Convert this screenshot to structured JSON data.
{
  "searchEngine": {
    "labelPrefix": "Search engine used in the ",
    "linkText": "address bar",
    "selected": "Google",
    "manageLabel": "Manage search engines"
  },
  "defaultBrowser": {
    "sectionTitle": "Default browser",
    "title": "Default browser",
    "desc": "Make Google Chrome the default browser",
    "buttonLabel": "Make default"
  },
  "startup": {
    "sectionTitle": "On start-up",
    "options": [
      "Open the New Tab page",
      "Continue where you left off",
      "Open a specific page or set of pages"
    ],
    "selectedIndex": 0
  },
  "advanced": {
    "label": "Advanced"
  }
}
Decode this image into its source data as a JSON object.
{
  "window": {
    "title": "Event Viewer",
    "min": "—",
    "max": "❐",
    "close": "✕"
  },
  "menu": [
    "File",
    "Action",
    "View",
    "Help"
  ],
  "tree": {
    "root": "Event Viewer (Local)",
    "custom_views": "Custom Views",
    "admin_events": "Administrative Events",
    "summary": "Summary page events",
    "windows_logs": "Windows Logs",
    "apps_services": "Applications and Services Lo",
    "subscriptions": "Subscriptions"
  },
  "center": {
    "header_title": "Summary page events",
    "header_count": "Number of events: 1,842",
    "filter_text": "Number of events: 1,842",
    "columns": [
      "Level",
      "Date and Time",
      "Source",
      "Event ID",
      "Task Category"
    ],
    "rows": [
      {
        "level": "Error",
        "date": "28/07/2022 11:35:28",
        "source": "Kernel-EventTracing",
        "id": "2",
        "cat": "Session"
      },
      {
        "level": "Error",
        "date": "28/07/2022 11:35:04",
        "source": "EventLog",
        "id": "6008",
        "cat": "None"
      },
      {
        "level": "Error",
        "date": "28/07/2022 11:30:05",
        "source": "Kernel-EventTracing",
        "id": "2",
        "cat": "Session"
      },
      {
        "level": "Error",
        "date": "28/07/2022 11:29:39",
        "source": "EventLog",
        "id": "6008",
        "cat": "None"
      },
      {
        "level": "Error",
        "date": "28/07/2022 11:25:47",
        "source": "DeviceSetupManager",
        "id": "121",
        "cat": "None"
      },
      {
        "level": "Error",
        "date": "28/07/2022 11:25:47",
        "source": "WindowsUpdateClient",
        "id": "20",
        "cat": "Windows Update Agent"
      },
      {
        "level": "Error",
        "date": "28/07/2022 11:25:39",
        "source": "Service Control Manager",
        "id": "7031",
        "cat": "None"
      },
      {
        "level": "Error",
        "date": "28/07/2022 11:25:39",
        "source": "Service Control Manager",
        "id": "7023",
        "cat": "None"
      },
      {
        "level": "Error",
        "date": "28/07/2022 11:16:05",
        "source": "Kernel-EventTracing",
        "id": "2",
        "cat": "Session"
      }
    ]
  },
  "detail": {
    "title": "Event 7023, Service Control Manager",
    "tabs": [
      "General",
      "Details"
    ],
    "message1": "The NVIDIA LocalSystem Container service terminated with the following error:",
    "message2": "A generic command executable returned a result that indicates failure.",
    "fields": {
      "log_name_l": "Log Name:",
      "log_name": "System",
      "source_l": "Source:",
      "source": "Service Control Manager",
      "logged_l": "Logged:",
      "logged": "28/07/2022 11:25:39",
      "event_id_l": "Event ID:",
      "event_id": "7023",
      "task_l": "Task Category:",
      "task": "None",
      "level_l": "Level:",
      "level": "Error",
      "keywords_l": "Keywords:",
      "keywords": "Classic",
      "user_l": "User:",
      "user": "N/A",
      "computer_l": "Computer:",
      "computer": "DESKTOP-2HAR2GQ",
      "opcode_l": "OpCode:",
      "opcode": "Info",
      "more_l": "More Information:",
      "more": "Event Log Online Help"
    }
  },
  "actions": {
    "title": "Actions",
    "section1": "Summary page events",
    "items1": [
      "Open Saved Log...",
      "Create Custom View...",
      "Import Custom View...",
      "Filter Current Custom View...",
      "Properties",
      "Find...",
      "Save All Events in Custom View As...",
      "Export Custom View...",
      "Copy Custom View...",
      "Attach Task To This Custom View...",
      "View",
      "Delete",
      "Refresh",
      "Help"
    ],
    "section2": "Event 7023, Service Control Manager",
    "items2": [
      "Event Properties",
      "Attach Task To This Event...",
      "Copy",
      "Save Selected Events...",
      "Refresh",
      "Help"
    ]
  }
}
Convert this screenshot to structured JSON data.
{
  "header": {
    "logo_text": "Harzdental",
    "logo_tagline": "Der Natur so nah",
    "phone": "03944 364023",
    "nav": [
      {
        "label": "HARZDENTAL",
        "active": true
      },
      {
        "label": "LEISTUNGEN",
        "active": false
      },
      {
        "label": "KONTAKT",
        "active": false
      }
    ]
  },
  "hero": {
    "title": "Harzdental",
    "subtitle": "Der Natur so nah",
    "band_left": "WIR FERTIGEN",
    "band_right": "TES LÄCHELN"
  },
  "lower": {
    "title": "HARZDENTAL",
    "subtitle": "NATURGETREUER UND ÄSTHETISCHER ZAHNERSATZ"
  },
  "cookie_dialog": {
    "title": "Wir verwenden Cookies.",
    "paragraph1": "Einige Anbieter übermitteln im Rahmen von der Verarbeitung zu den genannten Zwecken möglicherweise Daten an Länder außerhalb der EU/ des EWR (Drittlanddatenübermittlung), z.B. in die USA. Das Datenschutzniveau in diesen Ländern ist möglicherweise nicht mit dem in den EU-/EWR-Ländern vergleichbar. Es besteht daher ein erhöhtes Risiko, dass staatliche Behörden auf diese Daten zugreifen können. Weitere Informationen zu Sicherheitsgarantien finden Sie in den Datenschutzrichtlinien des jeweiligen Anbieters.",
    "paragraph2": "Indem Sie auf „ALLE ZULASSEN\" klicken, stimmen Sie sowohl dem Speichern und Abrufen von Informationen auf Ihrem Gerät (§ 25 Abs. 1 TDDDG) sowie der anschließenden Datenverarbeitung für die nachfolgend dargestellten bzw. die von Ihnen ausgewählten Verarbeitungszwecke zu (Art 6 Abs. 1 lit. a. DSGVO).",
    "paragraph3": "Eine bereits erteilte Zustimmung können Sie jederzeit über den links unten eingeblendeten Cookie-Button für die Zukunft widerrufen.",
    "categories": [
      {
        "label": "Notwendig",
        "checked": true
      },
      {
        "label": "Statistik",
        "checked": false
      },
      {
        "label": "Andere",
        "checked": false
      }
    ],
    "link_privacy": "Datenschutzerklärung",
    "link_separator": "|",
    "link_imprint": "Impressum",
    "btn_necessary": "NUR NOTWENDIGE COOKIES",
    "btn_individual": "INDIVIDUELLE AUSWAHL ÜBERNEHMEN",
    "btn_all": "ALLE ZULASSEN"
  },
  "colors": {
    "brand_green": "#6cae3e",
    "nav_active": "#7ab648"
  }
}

§ **INSTRUCTIONS FOR THE TASK**:
Restate the data above word for word.

§ **REPLY TO THE EXERCISE**:
Convert this screenshot to structured JSON data.
{
  "searchEngine": {
    "labelPrefix": "Search engine used in the ",
    "linkText": "address bar",
    "selected": "Google",
    "manageLabel": "Manage search engines"
  },
  "defaultBrowser": {
    "sectionTitle": "Default browser",
    "title": "Default browser",
    "desc": "Make Google Chrome the default browser",
    "buttonLabel": "Make default"
  },
  "startup": {
    "sectionTitle": "On start-up",
    "options": [
      "Open the New Tab page",
      "Continue where you left off",
      "Open a specific page or set of pages"
    ],
    "selectedIndex": 0
  },
  "advanced": {
    "label": "Advanced"
  }
}
Decode this image into its source data as a JSON object.
{
  "window": {
    "title": "Event Viewer",
    "min": "—",
    "max": "❐",
    "close": "✕"
  },
  "menu": [
    "File",
    "Action",
    "View",
    "Help"
  ],
  "tree": {
    "root": "Event Viewer (Local)",
    "custom_views": "Custom Views",
    "admin_events": "Administrative Events",
    "summary": "Summary page events",
    "windows_logs": "Windows Logs",
    "apps_services": "Applications and Services Lo",
    "subscriptions": "Subscriptions"
  },
  "center": {
    "header_title": "Summary page events",
    "header_count": "Number of events: 1,842",
    "filter_text": "Number of events: 1,842",
    "columns": [
      "Level",
      "Date and Time",
      "Source",
      "Event ID",
      "Task Category"
    ],
    "rows": [
      {
        "level": "Error",
        "date": "28/07/2022 11:35:28",
        "source": "Kernel-EventTracing",
        "id": "2",
        "cat": "Session"
      },
      {
        "level": "Error",
        "date": "28/07/2022 11:35:04",
        "source": "EventLog",
        "id": "6008",
        "cat": "None"
      },
      {
        "level": "Error",
        "date": "28/07/2022 11:30:05",
        "source": "Kernel-EventTracing",
        "id": "2",
        "cat": "Session"
      },
      {
        "level": "Error",
        "date": "28/07/2022 11:29:39",
        "source": "EventLog",
        "id": "6008",
        "cat": "None"
      },
      {
        "level": "Error",
        "date": "28/07/2022 11:25:47",
        "source": "DeviceSetupManager",
        "id": "121",
        "cat": "None"
      },
      {
        "level": "Error",
        "date": "28/07/2022 11:25:47",
        "source": "WindowsUpdateClient",
        "id": "20",
        "cat": "Windows Update Agent"
      },
      {
        "level": "Error",
        "date": "28/07/2022 11:25:39",
        "source": "Service Control Manager",
        "id": "7031",
        "cat": "None"
      },
      {
        "level": "Error",
        "date": "28/07/2022 11:25:39",
        "source": "Service Control Manager",
        "id": "7023",
        "cat": "None"
      },
      {
        "level": "Error",
        "date": "28/07/2022 11:16:05",
        "source": "Kernel-EventTracing",
        "id": "2",
        "cat": "Session"
      }
    ]
  },
  "detail": {
    "title": "Event 7023, Service Control Manager",
    "tabs": [
      "General",
      "Details"
    ],
    "message1": "The NVIDIA LocalSystem Container service terminated with the following error:",
    "message2": "A generic command executable returned a result that indicates failure.",
    "fields": {
      "log_name_l": "Log Name:",
      "log_name": "System",
      "source_l": "Source:",
      "source": "Service Control Manager",
      "logged_l": "Logged:",
      "logged": "28/07/2022 11:25:39",
      "event_id_l": "Event ID:",
      "event_id": "7023",
      "task_l": "Task Category:",
      "task": "None",
      "level_l": "Level:",
      "level": "Error",
      "keywords_l": "Keywords:",
      "keywords": "Classic",
      "user_l": "User:",
      "user": "N/A",
      "computer_l": "Computer:",
      "computer": "DESKTOP-2HAR2GQ",
      "opcode_l": "OpCode:",
      "opcode": "Info",
      "more_l": "More Information:",
      "more": "Event Log Online Help"
    }
  },
  "actions": {
    "title": "Actions",
    "section1": "Summary page events",
    "items1": [
      "Open Saved Log...",
      "Create Custom View...",
      "Import Custom View...",
      "Filter Current Custom View...",
      "Properties",
      "Find...",
      "Save All Events in Custom View As...",
      "Export Custom View...",
      "Copy Custom View...",
      "Attach Task To This Custom View...",
      "View",
      "Delete",
      "Refresh",
      "Help"
    ],
    "section2": "Event 7023, Service Control Manager",
    "items2": [
      "Event Properties",
      "Attach Task To This Event...",
      "Copy",
      "Save Selected Events...",
      "Refresh",
      "Help"
    ]
  }
}
Convert this screenshot to structured JSON data.
{
  "header": {
    "logo_text": "Harzdental",
    "logo_tagline": "Der Natur so nah",
    "phone": "03944 364023",
    "nav": [
      {
        "label": "HARZDENTAL",
        "active": true
      },
      {
        "label": "LEISTUNGEN",
        "active": false
      },
      {
        "label": "KONTAKT",
        "active": false
      }
    ]
  },
  "hero": {
    "title": "Harzdental",
    "subtitle": "Der Natur so nah",
    "band_left": "WIR FERTIGEN",
    "band_right": "TES LÄCHELN"
  },
  "lower": {
    "title": "HARZDENTAL",
    "subtitle": "NATURGETREUER UND ÄSTHETISCHER ZAHNERSATZ"
  },
  "cookie_dialog": {
    "title": "Wir verwenden Cookies.",
    "paragraph1": "Einige Anbieter übermitteln im Rahmen von der Verarbeitung zu den genannten Zwecken möglicherweise Daten an Länder außerhalb der EU/ des EWR (Drittlanddatenübermittlung), z.B. in die USA. Das Datenschutzniveau in diesen Ländern ist möglicherweise nicht mit dem in den EU-/EWR-Ländern vergleichbar. Es besteht daher ein erhöhtes Risiko, dass staatliche Behörden auf diese Daten zugreifen können. Weitere Informationen zu Sicherheitsgarantien finden Sie in den Datenschutzrichtlinien des jeweiligen Anbieters.",
    "paragraph2": "Indem Sie auf „ALLE ZULASSEN\" klicken, stimmen Sie sowohl dem Speichern und Abrufen von Informationen auf Ihrem Gerät (§ 25 Abs. 1 TDDDG) sowie der anschließenden Datenverarbeitung für die nachfolgend dargestellten bzw. die von Ihnen ausgewählten Verarbeitungszwecke zu (Art 6 Abs. 1 lit. a. DSGVO).",
    "paragraph3": "Eine bereits erteilte Zustimmung können Sie jederzeit über den links unten eingeblendeten Cookie-Button für die Zukunft widerrufen.",
    "categories": [
      {
        "label": "Notwendig",
        "checked": true
      },
      {
        "label": "Statistik",
        "checked": false
      },
      {
        "label": "Andere",
        "checked": false
      }
    ],
    "link_privacy": "Datenschutzerklärung",
    "link_separator": "|",
    "link_imprint": "Impressum",
    "btn_necessary": "NUR NOTWENDIGE COOKIES",
    "btn_individual": "INDIVIDUELLE AUSWAHL ÜBERNEHMEN",
    "btn_all": "ALLE ZULASSEN"
  },
  "colors": {
    "brand_green": "#6cae3e",
    "nav_active": "#7ab648"
  }
}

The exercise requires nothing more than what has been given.